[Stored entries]

>> Start

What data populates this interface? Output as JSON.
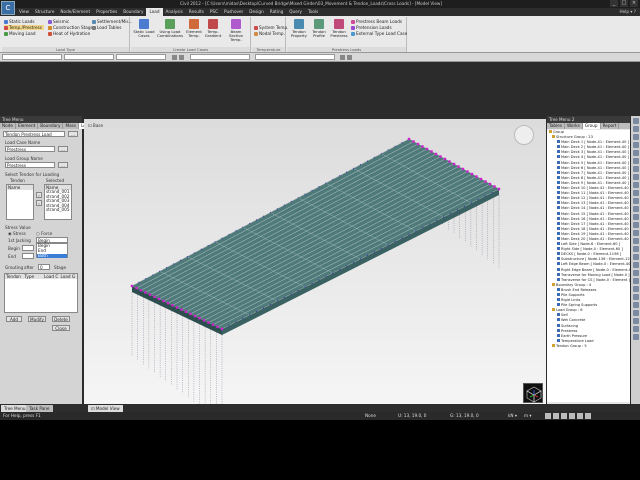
{
  "app": {
    "logo_text": "C",
    "title": "Civil 2012 - [C:\\Users\\midas\\Desktop\\Curved Bridge\\Mixed Girder\\03_Movement & Tendon_Loads\\Cross Loads] - [Model View]",
    "help": "Help"
  },
  "menu": [
    "View",
    "Structure",
    "Node/Element",
    "Properties",
    "Boundary",
    "Load",
    "Analysis",
    "Results",
    "PSC",
    "Pushover",
    "Design",
    "Rating",
    "Query",
    "Tools"
  ],
  "menu_active_index": 5,
  "ribbon": {
    "load_type": {
      "label": "Load Type",
      "items": [
        "Static Loads",
        "Temp./Prestress",
        "Moving Load",
        "Seismic",
        "Construction Stage",
        "Heat of Hydration",
        "Settlement/Mis...",
        "Load Tables"
      ]
    },
    "create_load_cases": {
      "label": "Create Load Cases",
      "buttons": [
        "Static Load Cases",
        "Using Load Combinations",
        "Element Temp.",
        "Temp. Gradient",
        "Beam Section Temp."
      ]
    },
    "temperature_loads": {
      "label": "Temperature Loads",
      "items": [
        "System Temp.",
        "Nodal Temp."
      ]
    },
    "prestress_loads": {
      "label": "Prestress Loads",
      "buttons": [
        "Tendon Property",
        "Tendon Profile",
        "Tendon Prestress"
      ],
      "items": [
        "Prestress Beam Loads",
        "Pretension Loads",
        "External Type Load Case"
      ]
    }
  },
  "left_panel": {
    "title": "Tree Menu",
    "tabs": [
      "Node",
      "Element",
      "Boundary",
      "Mass",
      "Load"
    ],
    "active_tab": 4,
    "dropdown_top": "Tendon Prestress Load",
    "load_case_label": "Load Case Name",
    "load_case_value": "Prestress",
    "load_group_label": "Load Group Name",
    "load_group_value": "Prestress",
    "select_tendon_label": "Select Tendon for Loading",
    "tendon_label": "Tendon",
    "selected_label": "Selected",
    "tendon_col": "Name",
    "selected_col": "Name",
    "selected_items": [
      "strand_001",
      "strand_002",
      "strand_003",
      "strand_004",
      "strand_005"
    ],
    "stress_value_label": "Stress Value",
    "stress_option": "Stress",
    "force_option": "Force",
    "jacking_label": "1st Jacking",
    "jacking_value": "Begin",
    "jacking_options": [
      "Begin",
      "End",
      "Both"
    ],
    "begin_label": "Begin",
    "end_label": "End",
    "grouting_label": "Grouting",
    "after_label": "after",
    "stage_value": "0",
    "stage_suffix": "Stage",
    "table_tendon": "Tendon",
    "table_type": "Type",
    "table_loadcase": "Load C",
    "table_loadgroup": "Load G",
    "add_btn": "Add",
    "modify_btn": "Modify",
    "delete_btn": "Delete",
    "close_btn": "Close"
  },
  "viewport": {
    "tab_label": "Base",
    "bottom_tab": "Model View"
  },
  "right_panel": {
    "title": "Tree Menu 2",
    "tabs": [
      "Tables",
      "Works",
      "Group",
      "Report"
    ],
    "active_tab": 2,
    "tree": [
      "Group",
      "Structure Group : 23",
      "Main Deck 1 [ Node-41 : Element-40 ]",
      "Main Deck 2 [ Node-41 : Element-40 ]",
      "Main Deck 3 [ Node-41 : Element-40 ]",
      "Main Deck 4 [ Node-41 : Element-40 ]",
      "Main Deck 5 [ Node-41 : Element-40 ]",
      "Main Deck 6 [ Node-41 : Element-40 ]",
      "Main Deck 7 [ Node-41 : Element-40 ]",
      "Main Deck 8 [ Node-41 : Element-40 ]",
      "Main Deck 9 [ Node-41 : Element-40 ]",
      "Main Deck 10 [ Node-41 : Element-40 ]",
      "Main Deck 11 [ Node-41 : Element-40 ]",
      "Main Deck 12 [ Node-41 : Element-40 ]",
      "Main Deck 13 [ Node-41 : Element-40 ]",
      "Main Deck 14 [ Node-41 : Element-40 ]",
      "Main Deck 15 [ Node-41 : Element-40 ]",
      "Main Deck 16 [ Node-41 : Element-40 ]",
      "Main Deck 17 [ Node-41 : Element-40 ]",
      "Main Deck 18 [ Node-41 : Element-40 ]",
      "Main Deck 19 [ Node-41 : Element-40 ]",
      "Main Deck 20 [ Node-41 : Element-40 ]",
      "Left Side [ Node-6 : Element-60 ]",
      "Right Side [ Node-0 : Element-60 ]",
      "DECKS [ Node-0 : Element-1196 ]",
      "Substructure [ Node-136 : Element-120 ]",
      "Left Edge Beam [ Node-0 : Element-40 ]",
      "Right Edge Beam [ Node-0 : Element-40 ]",
      "Transverse for Moving Load [ Node-0 ]",
      "Transverse for CS [ Node-0 : Element ]",
      "Boundary Group : 4",
      "Brush End Releases",
      "Pile Supports",
      "Rigid Links",
      "Pile Spring Supports",
      "Load Group : 6",
      "Self",
      "Wet Concrete",
      "Surfacing",
      "Prestress",
      "Earth Pressure",
      "Temperature Load",
      "Tendon Group : 5"
    ]
  },
  "bottom_tabs": [
    "Tree Menu",
    "Task Pane"
  ],
  "status": {
    "help": "For Help, press F1",
    "none": "None",
    "coord1": "U: 13, 19.0, 0",
    "coord2": "G: 13, 19.0, 0",
    "unit1": "kN",
    "unit2": "m"
  },
  "colors": {
    "deck": "#4f7a7a",
    "deck_edge": "#2c4e4e",
    "node": "#3b3bb0",
    "support": "#d020d0"
  }
}
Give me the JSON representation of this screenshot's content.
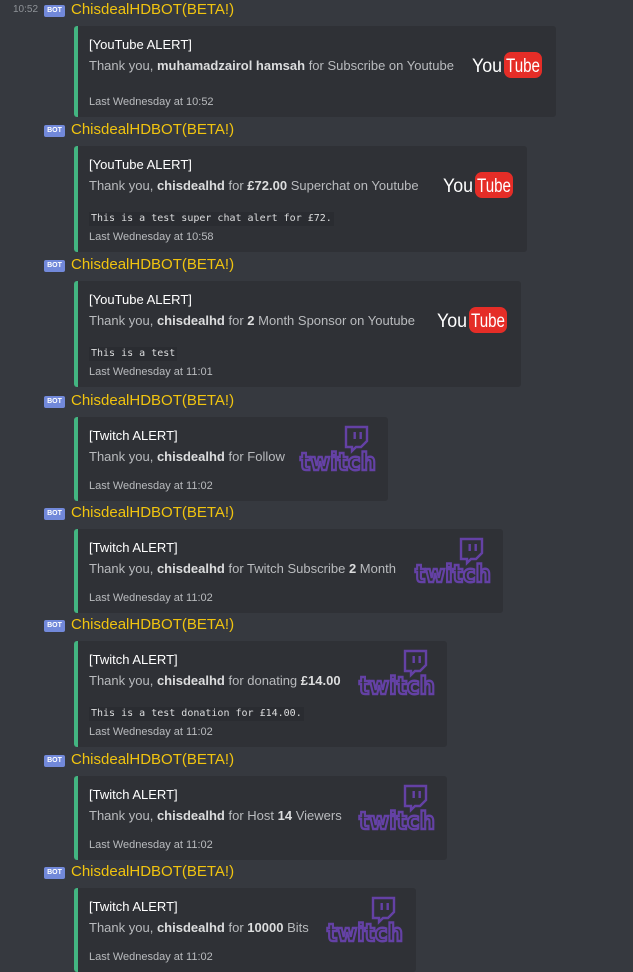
{
  "channel": {
    "first_timestamp": "10:52",
    "bot_tag": "BOT",
    "author": "ChisdealHDBOT(BETA!)"
  },
  "colors": {
    "background": "#36393f",
    "embed_background": "#2f3136",
    "embed_border": "#43b581",
    "author": "#f1c40f",
    "bot_tag": "#7289da",
    "youtube_red": "#e52d27",
    "twitch_purple": "#6441a5"
  },
  "messages": [
    {
      "title": "[YouTube ALERT]",
      "thank": "Thank you,",
      "user": "muhamadzairol hamsah",
      "pre": "for",
      "amount": "",
      "rest": "Subscribe on Youtube",
      "code": "",
      "footer": "Last Wednesday at 10:52",
      "logo": "youtube-logo",
      "logo_you": "You",
      "logo_tube": "Tube"
    },
    {
      "title": "[YouTube ALERT]",
      "thank": "Thank you,",
      "user": "chisdealhd",
      "pre": "for",
      "amount": "£72.00",
      "rest": "Superchat on Youtube",
      "code": "This is a test super chat alert for £72.",
      "footer": "Last Wednesday at 10:58",
      "logo": "youtube-logo",
      "logo_you": "You",
      "logo_tube": "Tube"
    },
    {
      "title": "[YouTube ALERT]",
      "thank": "Thank you,",
      "user": "chisdealhd",
      "pre": "for",
      "amount": "2",
      "rest": "Month Sponsor on Youtube",
      "code": "This is a test",
      "footer": "Last Wednesday at 11:01",
      "logo": "youtube-logo",
      "logo_you": "You",
      "logo_tube": "Tube"
    },
    {
      "title": "[Twitch ALERT]",
      "thank": "Thank you,",
      "user": "chisdealhd",
      "pre": "for",
      "amount": "",
      "rest": "Follow",
      "code": "",
      "footer": "Last Wednesday at 11:02",
      "logo": "twitch-logo",
      "logo_text": "twitch"
    },
    {
      "title": "[Twitch ALERT]",
      "thank": "Thank you,",
      "user": "chisdealhd",
      "pre": "for Twitch Subscribe",
      "amount": "2",
      "rest": "Month",
      "code": "",
      "footer": "Last Wednesday at 11:02",
      "logo": "twitch-logo",
      "logo_text": "twitch"
    },
    {
      "title": "[Twitch ALERT]",
      "thank": "Thank you,",
      "user": "chisdealhd",
      "pre": "for donating",
      "amount": "£14.00",
      "rest": "",
      "code": "This is a test donation for £14.00.",
      "footer": "Last Wednesday at 11:02",
      "logo": "twitch-logo",
      "logo_text": "twitch"
    },
    {
      "title": "[Twitch ALERT]",
      "thank": "Thank you,",
      "user": "chisdealhd",
      "pre": "for Host",
      "amount": "14",
      "rest": "Viewers",
      "code": "",
      "footer": "Last Wednesday at 11:02",
      "logo": "twitch-logo",
      "logo_text": "twitch"
    },
    {
      "title": "[Twitch ALERT]",
      "thank": "Thank you,",
      "user": "chisdealhd",
      "pre": "for",
      "amount": "10000",
      "rest": "Bits",
      "code": "",
      "footer": "Last Wednesday at 11:02",
      "logo": "twitch-logo",
      "logo_text": "twitch"
    }
  ]
}
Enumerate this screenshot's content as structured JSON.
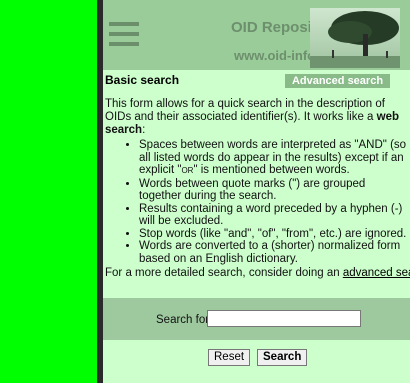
{
  "header": {
    "title": "OID Repository",
    "subtitle": "www.oid-info.com",
    "logo_icon": "tree-landscape-photo"
  },
  "search_section": {
    "title": "Basic search",
    "advanced_button": "Advanced search"
  },
  "intro": {
    "text": "This form allows for a quick search in the description of OIDs and their associated identifier(s). It works like a ",
    "emphasis": "web search",
    "end": ":"
  },
  "rules": {
    "r1_a": "Spaces between words are interpreted as \"AND\" (so all listed words do appear in the results) except if an explicit \"",
    "r1_or": "OR",
    "r1_b": "\" is mentioned between words.",
    "r2": "Words between quote marks (\") are grouped together during the search.",
    "r3": "Results containing a word preceded by a hyphen (-) will be excluded.",
    "r4": "Stop words (like \"and\", \"of\", \"from\", etc.) are ignored.",
    "r5": "Words are converted to a (shorter) normalized form based on an English dictionary."
  },
  "more": {
    "text": "For a more detailed search, consider doing an ",
    "link": "advanced search",
    "end": "."
  },
  "form": {
    "search_label": "Search for",
    "search_value": "",
    "reset_label": "Reset",
    "search_label_button": "Search"
  },
  "colors": {
    "left_bar": "#00ff00",
    "header_bg": "#99cc99",
    "panel_bg": "#ccffcc",
    "accent_text": "#6d8f6d"
  }
}
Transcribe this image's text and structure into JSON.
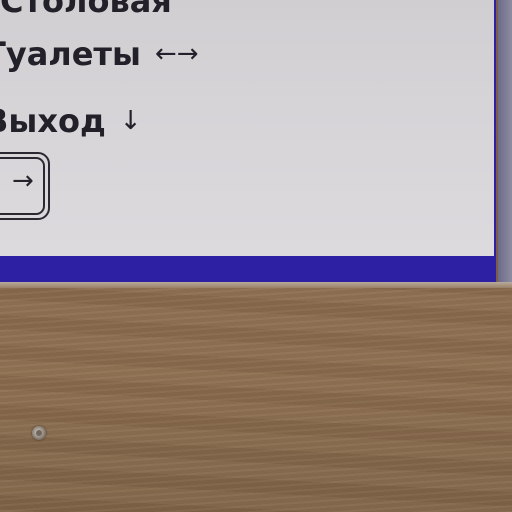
{
  "sign": {
    "line_1": "Столовая",
    "line_2": "Туалеты",
    "line_2_arrow": "←→",
    "line_3": "Выход",
    "line_3_arrow": "↓",
    "exit_arrow": "→"
  },
  "colors": {
    "sign_border": "#2e20a2",
    "sign_background": "#d4d2d5",
    "text": "#222028",
    "wood": "#8a6c4f"
  },
  "icons": [
    "double-arrow-icon",
    "down-arrow-icon",
    "exit-door-icon",
    "screw-icon"
  ]
}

>> End

Exercise ▸
Looking at the records above, count the lines where the word "JSON" appears. State only the number.

Task result ▸
4